» **Data lines**:
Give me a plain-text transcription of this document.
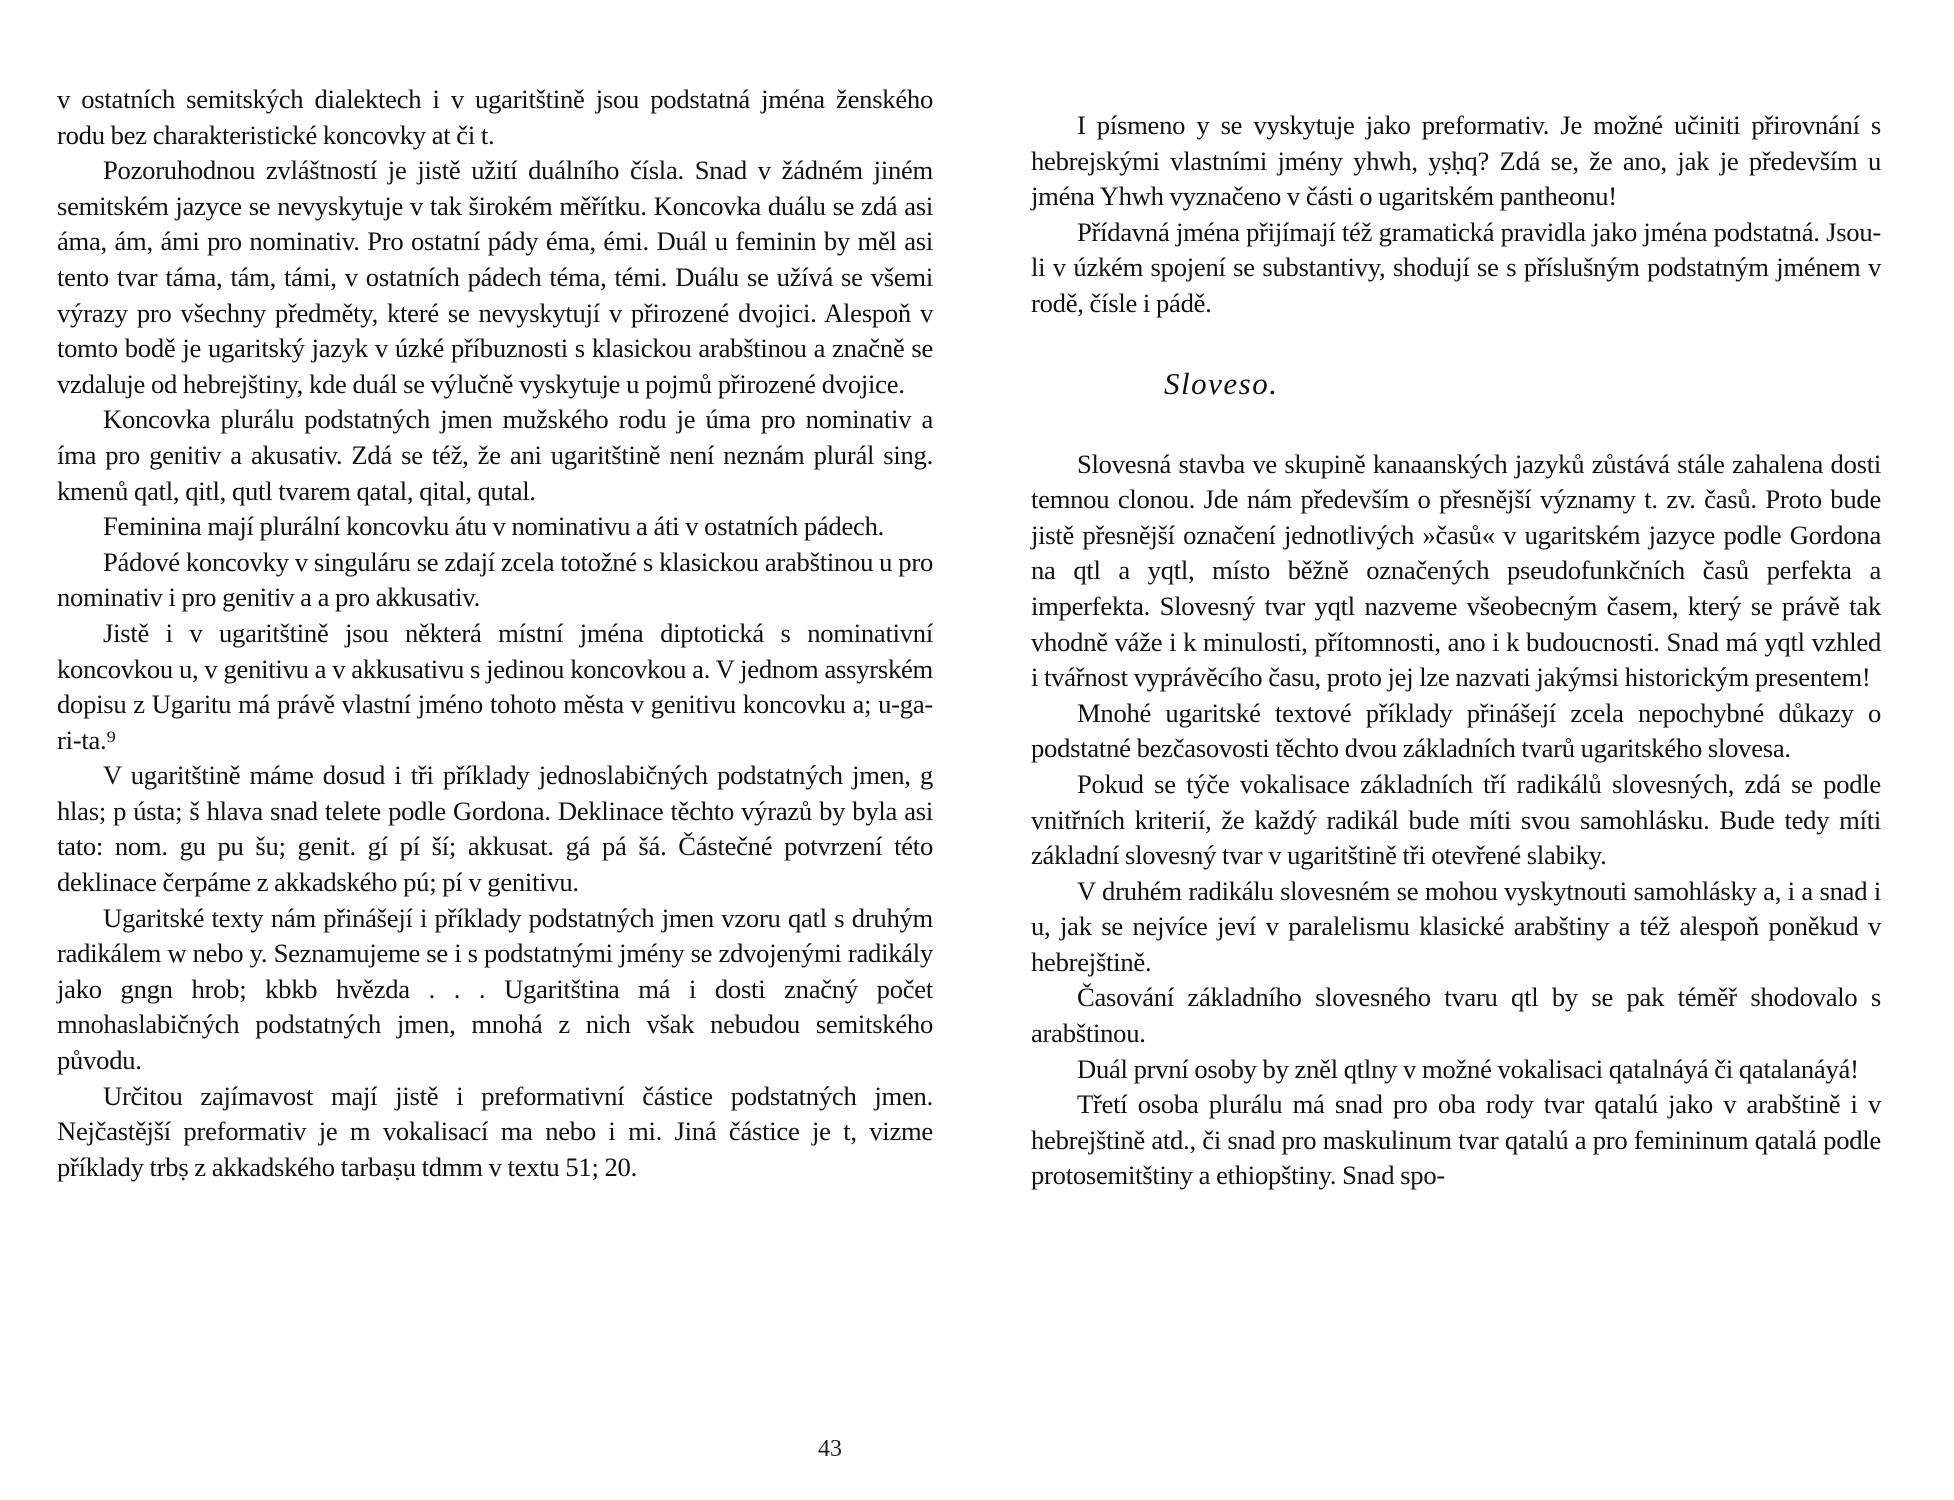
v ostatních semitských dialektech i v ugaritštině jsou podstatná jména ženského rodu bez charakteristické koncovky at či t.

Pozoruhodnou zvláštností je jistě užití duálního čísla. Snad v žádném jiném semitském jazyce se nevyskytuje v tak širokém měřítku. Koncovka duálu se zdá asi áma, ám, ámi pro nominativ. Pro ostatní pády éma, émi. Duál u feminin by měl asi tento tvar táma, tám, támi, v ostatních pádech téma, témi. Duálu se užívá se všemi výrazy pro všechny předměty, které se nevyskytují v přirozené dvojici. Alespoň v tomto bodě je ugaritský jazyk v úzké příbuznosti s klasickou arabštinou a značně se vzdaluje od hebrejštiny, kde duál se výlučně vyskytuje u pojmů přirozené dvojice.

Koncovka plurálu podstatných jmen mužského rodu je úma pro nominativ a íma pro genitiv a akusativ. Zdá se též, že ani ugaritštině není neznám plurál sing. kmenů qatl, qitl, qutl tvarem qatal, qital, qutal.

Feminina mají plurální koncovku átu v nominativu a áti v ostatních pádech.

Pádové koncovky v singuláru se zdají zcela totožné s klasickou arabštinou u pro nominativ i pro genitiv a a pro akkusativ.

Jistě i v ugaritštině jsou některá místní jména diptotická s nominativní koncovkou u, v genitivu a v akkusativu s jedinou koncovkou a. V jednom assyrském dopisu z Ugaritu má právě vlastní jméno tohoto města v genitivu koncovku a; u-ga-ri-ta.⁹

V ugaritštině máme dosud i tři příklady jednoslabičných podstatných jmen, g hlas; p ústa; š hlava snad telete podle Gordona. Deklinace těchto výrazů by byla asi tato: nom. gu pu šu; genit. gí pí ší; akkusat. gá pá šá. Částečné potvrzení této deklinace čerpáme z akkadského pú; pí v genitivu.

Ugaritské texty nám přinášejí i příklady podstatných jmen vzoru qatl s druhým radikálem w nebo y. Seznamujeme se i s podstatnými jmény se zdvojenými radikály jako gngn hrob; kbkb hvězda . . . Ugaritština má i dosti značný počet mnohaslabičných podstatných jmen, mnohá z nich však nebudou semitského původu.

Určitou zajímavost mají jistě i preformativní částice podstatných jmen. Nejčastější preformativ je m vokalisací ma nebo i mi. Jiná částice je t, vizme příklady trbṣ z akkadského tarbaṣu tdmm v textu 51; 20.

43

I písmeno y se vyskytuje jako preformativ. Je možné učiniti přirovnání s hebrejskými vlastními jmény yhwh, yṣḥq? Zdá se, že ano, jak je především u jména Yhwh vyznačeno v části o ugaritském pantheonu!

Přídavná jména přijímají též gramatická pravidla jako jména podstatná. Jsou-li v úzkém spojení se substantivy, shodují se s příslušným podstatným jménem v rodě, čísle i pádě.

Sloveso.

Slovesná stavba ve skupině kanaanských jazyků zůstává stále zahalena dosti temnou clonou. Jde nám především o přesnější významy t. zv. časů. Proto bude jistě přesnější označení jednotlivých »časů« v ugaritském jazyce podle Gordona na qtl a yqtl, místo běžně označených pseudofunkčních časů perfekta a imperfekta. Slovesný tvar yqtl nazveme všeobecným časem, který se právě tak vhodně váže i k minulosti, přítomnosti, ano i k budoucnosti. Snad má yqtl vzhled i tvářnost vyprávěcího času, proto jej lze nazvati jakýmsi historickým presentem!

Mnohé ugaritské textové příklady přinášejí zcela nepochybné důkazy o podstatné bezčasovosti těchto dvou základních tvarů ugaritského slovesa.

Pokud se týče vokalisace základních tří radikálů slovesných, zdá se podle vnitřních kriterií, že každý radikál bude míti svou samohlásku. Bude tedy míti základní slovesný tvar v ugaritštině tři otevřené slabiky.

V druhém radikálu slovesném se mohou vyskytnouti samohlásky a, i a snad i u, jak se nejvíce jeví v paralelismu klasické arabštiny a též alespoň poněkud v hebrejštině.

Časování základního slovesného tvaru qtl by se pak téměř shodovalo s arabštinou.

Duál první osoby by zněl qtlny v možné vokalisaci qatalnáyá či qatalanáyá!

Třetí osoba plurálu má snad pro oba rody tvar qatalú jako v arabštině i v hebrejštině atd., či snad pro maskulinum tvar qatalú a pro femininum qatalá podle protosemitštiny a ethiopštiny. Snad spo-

» **Work required**: Transcribe the full listing above exactly as it stands, minus the pictures.

» **Answer for the task**:
Give me a plain-text transcription of this document.
v ostatních semitských dialektech i v ugaritštině jsou podstatná jména ženského rodu bez charakteristické koncovky at či t.

Pozoruhodnou zvláštností je jistě užití duálního čísla. Snad v žádném jiném semitském jazyce se nevyskytuje v tak širokém měřítku. Koncovka duálu se zdá asi áma, ám, ámi pro nominativ. Pro ostatní pády éma, émi. Duál u feminin by měl asi tento tvar táma, tám, támi, v ostatních pádech téma, témi. Duálu se užívá se všemi výrazy pro všechny předměty, které se nevyskytují v přirozené dvojici. Alespoň v tomto bodě je ugaritský jazyk v úzké příbuznosti s klasickou arabštinou a značně se vzdaluje od hebrejštiny, kde duál se výlučně vyskytuje u pojmů přirozené dvojice.

Koncovka plurálu podstatných jmen mužského rodu je úma pro nominativ a íma pro genitiv a akusativ. Zdá se též, že ani ugaritštině není neznám plurál sing. kmenů qatl, qitl, qutl tvarem qatal, qital, qutal.

Feminina mají plurální koncovku átu v nominativu a áti v ostatních pádech.

Pádové koncovky v singuláru se zdají zcela totožné s klasickou arabštinou u pro nominativ i pro genitiv a a pro akkusativ.

Jistě i v ugaritštině jsou některá místní jména diptotická s nominativní koncovkou u, v genitivu a v akkusativu s jedinou koncovkou a. V jednom assyrském dopisu z Ugaritu má právě vlastní jméno tohoto města v genitivu koncovku a; u-ga-ri-ta.⁹

V ugaritštině máme dosud i tři příklady jednoslabičných podstatných jmen, g hlas; p ústa; š hlava snad telete podle Gordona. Deklinace těchto výrazů by byla asi tato: nom. gu pu šu; genit. gí pí ší; akkusat. gá pá šá. Částečné potvrzení této deklinace čerpáme z akkadského pú; pí v genitivu.

Ugaritské texty nám přinášejí i příklady podstatných jmen vzoru qatl s druhým radikálem w nebo y. Seznamujeme se i s podstatnými jmény se zdvojenými radikály jako gngn hrob; kbkb hvězda . . . Ugaritština má i dosti značný počet mnohaslabičných podstatných jmen, mnohá z nich však nebudou semitského původu.

Určitou zajímavost mají jistě i preformativní částice podstatných jmen. Nejčastější preformativ je m vokalisací ma nebo i mi. Jiná částice je t, vizme příklady trbṣ z akkadského tarbaṣu tdmm v textu 51; 20.

43

I písmeno y se vyskytuje jako preformativ. Je možné učiniti přirovnání s hebrejskými vlastními jmény yhwh, yṣḥq? Zdá se, že ano, jak je především u jména Yhwh vyznačeno v části o ugaritském pantheonu!

Přídavná jména přijímají též gramatická pravidla jako jména podstatná. Jsou-li v úzkém spojení se substantivy, shodují se s příslušným podstatným jménem v rodě, čísle i pádě.

Sloveso.

Slovesná stavba ve skupině kanaanských jazyků zůstává stále zahalena dosti temnou clonou. Jde nám především o přesnější významy t. zv. časů. Proto bude jistě přesnější označení jednotlivých »časů« v ugaritském jazyce podle Gordona na qtl a yqtl, místo běžně označených pseudofunkčních časů perfekta a imperfekta. Slovesný tvar yqtl nazveme všeobecným časem, který se právě tak vhodně váže i k minulosti, přítomnosti, ano i k budoucnosti. Snad má yqtl vzhled i tvářnost vyprávěcího času, proto jej lze nazvati jakýmsi historickým presentem!

Mnohé ugaritské textové příklady přinášejí zcela nepochybné důkazy o podstatné bezčasovosti těchto dvou základních tvarů ugaritského slovesa.

Pokud se týče vokalisace základních tří radikálů slovesných, zdá se podle vnitřních kriterií, že každý radikál bude míti svou samohlásku. Bude tedy míti základní slovesný tvar v ugaritštině tři otevřené slabiky.

V druhém radikálu slovesném se mohou vyskytnouti samohlásky a, i a snad i u, jak se nejvíce jeví v paralelismu klasické arabštiny a též alespoň poněkud v hebrejštině.

Časování základního slovesného tvaru qtl by se pak téměř shodovalo s arabštinou.

Duál první osoby by zněl qtlny v možné vokalisaci qatalnáyá či qatalanáyá!

Třetí osoba plurálu má snad pro oba rody tvar qatalú jako v arabštině i v hebrejštině atd., či snad pro maskulinum tvar qatalú a pro femininum qatalá podle protosemitštiny a ethiopštiny. Snad spo-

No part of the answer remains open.